GIVEN TASK.
Do not copy the pictures; transcribe all other material exactly.

[Stored entries]
####################
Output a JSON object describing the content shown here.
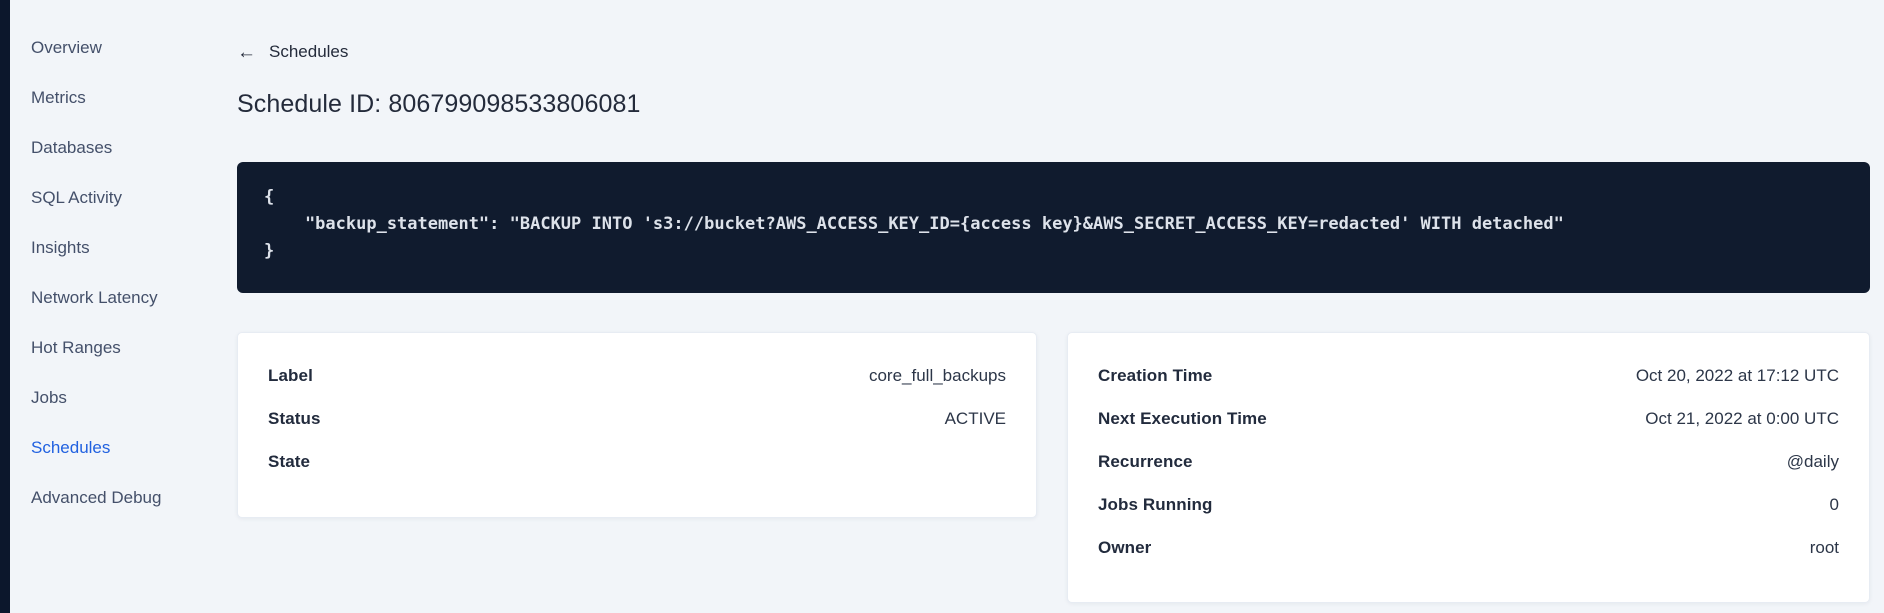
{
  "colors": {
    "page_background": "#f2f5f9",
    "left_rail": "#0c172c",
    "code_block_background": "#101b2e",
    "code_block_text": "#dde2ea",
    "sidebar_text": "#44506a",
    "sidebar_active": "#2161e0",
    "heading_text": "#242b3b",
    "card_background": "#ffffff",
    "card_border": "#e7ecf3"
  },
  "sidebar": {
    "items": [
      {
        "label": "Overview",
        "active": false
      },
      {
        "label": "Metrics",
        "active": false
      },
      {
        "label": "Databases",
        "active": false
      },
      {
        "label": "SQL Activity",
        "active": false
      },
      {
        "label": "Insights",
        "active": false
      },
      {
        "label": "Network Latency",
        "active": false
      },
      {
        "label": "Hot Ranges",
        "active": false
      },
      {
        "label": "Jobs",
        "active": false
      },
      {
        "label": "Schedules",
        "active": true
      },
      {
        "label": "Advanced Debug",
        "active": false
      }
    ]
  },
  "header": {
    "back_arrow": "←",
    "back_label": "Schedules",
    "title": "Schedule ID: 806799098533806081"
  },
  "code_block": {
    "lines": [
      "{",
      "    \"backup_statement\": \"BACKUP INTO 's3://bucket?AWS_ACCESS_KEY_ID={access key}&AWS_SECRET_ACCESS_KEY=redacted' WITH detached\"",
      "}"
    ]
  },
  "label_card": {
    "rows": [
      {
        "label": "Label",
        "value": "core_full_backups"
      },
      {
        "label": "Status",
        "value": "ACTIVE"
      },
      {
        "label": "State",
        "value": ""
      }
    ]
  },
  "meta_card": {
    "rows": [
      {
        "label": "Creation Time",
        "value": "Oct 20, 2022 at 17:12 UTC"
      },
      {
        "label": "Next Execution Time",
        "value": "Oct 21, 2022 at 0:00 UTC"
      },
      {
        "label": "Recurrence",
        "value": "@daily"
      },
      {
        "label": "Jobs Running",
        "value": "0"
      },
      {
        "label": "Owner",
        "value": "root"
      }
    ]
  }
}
####################
RESPONSE TO THIS TASK.
Output a JSON object describing the content shown here.
{
  "colors": {
    "page_background": "#f2f5f9",
    "left_rail": "#0c172c",
    "code_block_background": "#101b2e",
    "code_block_text": "#dde2ea",
    "sidebar_text": "#44506a",
    "sidebar_active": "#2161e0",
    "heading_text": "#242b3b",
    "card_background": "#ffffff",
    "card_border": "#e7ecf3"
  },
  "sidebar": {
    "items": [
      {
        "label": "Overview",
        "active": false
      },
      {
        "label": "Metrics",
        "active": false
      },
      {
        "label": "Databases",
        "active": false
      },
      {
        "label": "SQL Activity",
        "active": false
      },
      {
        "label": "Insights",
        "active": false
      },
      {
        "label": "Network Latency",
        "active": false
      },
      {
        "label": "Hot Ranges",
        "active": false
      },
      {
        "label": "Jobs",
        "active": false
      },
      {
        "label": "Schedules",
        "active": true
      },
      {
        "label": "Advanced Debug",
        "active": false
      }
    ]
  },
  "header": {
    "back_arrow": "←",
    "back_label": "Schedules",
    "title": "Schedule ID: 806799098533806081"
  },
  "code_block": {
    "lines": [
      "{",
      "    \"backup_statement\": \"BACKUP INTO 's3://bucket?AWS_ACCESS_KEY_ID={access key}&AWS_SECRET_ACCESS_KEY=redacted' WITH detached\"",
      "}"
    ]
  },
  "label_card": {
    "rows": [
      {
        "label": "Label",
        "value": "core_full_backups"
      },
      {
        "label": "Status",
        "value": "ACTIVE"
      },
      {
        "label": "State",
        "value": ""
      }
    ]
  },
  "meta_card": {
    "rows": [
      {
        "label": "Creation Time",
        "value": "Oct 20, 2022 at 17:12 UTC"
      },
      {
        "label": "Next Execution Time",
        "value": "Oct 21, 2022 at 0:00 UTC"
      },
      {
        "label": "Recurrence",
        "value": "@daily"
      },
      {
        "label": "Jobs Running",
        "value": "0"
      },
      {
        "label": "Owner",
        "value": "root"
      }
    ]
  }
}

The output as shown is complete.